> _Records from a collection_
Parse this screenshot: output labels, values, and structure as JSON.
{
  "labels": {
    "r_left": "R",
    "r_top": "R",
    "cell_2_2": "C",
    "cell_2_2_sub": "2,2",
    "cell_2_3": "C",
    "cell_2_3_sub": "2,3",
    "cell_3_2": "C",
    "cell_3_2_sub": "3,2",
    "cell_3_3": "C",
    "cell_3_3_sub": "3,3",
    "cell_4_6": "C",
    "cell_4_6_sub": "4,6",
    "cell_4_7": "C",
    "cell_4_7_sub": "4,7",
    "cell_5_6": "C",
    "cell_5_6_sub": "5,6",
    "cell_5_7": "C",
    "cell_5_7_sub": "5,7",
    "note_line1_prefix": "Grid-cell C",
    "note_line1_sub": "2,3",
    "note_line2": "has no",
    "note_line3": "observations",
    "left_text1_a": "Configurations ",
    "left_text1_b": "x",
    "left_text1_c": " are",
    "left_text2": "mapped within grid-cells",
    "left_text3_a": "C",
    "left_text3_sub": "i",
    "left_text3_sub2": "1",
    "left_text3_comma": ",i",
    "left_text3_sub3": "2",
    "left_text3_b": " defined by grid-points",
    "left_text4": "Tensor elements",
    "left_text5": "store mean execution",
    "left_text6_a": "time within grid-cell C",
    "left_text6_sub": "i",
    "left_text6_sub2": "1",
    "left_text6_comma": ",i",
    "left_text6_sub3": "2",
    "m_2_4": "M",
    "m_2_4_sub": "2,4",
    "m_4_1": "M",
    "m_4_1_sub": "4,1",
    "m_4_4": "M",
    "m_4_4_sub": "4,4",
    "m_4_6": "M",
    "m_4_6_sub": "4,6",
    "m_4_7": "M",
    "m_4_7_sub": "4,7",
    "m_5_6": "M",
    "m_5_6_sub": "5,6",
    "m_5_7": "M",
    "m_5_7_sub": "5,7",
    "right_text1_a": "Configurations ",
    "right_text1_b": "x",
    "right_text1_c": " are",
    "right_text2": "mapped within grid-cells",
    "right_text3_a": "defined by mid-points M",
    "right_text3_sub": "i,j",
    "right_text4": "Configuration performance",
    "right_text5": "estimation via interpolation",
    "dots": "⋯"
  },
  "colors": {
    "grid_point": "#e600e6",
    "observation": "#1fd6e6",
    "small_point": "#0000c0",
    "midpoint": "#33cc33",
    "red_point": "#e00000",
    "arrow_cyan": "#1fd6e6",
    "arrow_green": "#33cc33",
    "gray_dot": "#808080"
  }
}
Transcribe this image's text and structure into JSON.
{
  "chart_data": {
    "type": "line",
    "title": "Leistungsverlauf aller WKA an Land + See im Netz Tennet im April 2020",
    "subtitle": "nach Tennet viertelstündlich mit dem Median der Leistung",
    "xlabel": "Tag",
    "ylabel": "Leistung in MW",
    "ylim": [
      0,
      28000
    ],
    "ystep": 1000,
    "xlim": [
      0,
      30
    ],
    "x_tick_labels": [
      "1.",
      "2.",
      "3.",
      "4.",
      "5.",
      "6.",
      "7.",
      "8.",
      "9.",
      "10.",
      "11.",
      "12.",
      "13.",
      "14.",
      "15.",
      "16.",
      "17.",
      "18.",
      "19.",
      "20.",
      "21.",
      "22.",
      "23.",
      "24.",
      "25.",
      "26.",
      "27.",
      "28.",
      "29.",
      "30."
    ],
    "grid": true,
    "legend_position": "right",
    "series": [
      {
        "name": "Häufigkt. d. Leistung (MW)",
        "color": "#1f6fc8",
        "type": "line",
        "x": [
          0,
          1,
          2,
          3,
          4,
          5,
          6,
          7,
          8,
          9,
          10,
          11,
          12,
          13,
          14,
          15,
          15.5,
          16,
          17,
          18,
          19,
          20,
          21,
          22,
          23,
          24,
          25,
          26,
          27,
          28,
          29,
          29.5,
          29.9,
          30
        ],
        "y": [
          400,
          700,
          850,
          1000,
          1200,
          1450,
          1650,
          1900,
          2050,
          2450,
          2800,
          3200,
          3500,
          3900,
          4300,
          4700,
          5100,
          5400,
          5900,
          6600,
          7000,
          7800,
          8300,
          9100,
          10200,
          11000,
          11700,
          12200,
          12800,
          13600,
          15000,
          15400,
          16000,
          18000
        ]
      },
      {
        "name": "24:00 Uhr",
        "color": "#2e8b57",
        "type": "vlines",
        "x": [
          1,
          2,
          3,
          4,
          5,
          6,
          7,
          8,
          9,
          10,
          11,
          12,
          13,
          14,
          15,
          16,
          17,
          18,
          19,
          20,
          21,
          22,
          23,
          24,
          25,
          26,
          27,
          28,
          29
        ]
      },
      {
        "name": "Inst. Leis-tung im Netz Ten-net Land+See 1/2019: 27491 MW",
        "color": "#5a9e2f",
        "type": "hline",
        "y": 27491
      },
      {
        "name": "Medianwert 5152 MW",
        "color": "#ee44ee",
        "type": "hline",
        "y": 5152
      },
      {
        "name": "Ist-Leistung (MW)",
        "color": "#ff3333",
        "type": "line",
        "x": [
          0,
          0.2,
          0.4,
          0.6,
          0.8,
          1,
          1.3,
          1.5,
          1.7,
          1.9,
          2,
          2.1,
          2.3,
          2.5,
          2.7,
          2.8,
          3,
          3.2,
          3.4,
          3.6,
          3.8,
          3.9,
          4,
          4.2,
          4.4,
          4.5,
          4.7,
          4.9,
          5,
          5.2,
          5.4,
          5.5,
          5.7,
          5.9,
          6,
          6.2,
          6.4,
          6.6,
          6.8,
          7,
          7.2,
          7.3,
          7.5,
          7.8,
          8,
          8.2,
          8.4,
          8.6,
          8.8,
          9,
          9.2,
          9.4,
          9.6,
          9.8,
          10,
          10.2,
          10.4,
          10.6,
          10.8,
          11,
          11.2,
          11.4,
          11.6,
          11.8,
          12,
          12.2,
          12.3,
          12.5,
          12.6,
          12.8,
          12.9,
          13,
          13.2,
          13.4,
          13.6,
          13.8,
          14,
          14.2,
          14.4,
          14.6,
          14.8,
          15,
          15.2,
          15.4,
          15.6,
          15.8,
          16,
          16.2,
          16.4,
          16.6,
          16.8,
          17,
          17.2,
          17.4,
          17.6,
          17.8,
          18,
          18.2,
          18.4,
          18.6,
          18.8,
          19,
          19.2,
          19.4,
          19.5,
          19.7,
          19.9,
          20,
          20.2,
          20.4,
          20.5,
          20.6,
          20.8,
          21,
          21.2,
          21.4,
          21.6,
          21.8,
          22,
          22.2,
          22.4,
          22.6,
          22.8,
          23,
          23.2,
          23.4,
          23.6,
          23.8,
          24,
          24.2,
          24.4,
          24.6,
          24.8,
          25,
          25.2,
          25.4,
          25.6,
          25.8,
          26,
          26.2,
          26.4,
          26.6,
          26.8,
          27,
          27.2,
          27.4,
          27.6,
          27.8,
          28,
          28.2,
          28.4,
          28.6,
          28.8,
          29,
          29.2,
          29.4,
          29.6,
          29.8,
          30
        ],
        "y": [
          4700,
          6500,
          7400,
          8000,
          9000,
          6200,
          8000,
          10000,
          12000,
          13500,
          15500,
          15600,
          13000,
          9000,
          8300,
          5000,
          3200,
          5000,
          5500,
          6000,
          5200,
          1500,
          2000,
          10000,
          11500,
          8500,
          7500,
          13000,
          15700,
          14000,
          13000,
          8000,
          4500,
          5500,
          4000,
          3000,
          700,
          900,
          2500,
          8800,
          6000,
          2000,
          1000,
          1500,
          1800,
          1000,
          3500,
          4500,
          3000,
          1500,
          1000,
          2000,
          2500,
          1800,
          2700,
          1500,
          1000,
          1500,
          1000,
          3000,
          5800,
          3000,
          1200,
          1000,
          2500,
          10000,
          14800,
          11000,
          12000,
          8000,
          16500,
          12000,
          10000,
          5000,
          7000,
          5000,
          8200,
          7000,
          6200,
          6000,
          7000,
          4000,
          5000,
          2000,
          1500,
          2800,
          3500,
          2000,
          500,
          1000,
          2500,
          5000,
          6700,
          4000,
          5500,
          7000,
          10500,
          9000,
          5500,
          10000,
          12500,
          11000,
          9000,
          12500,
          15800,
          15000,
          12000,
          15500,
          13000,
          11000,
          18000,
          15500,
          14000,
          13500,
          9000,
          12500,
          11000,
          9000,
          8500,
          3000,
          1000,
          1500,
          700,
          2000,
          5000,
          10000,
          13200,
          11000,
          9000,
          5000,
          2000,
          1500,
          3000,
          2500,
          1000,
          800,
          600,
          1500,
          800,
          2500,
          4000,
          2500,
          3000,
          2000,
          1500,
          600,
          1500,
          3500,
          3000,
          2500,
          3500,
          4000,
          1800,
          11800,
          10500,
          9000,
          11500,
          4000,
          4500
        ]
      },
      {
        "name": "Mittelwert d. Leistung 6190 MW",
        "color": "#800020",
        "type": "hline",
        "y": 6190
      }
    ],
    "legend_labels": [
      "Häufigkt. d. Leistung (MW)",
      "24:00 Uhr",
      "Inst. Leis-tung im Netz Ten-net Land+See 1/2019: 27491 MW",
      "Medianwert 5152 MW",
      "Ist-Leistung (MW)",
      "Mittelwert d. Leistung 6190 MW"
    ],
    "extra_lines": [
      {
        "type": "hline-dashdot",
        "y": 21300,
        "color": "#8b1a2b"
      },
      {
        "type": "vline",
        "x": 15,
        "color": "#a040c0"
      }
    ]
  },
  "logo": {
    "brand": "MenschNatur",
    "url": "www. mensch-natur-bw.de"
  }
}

> _Exercise prompt_
Within the entries above, work out how many lines contain the word "Tennet". The number alone is the answer.

> _Response to this exercise_
2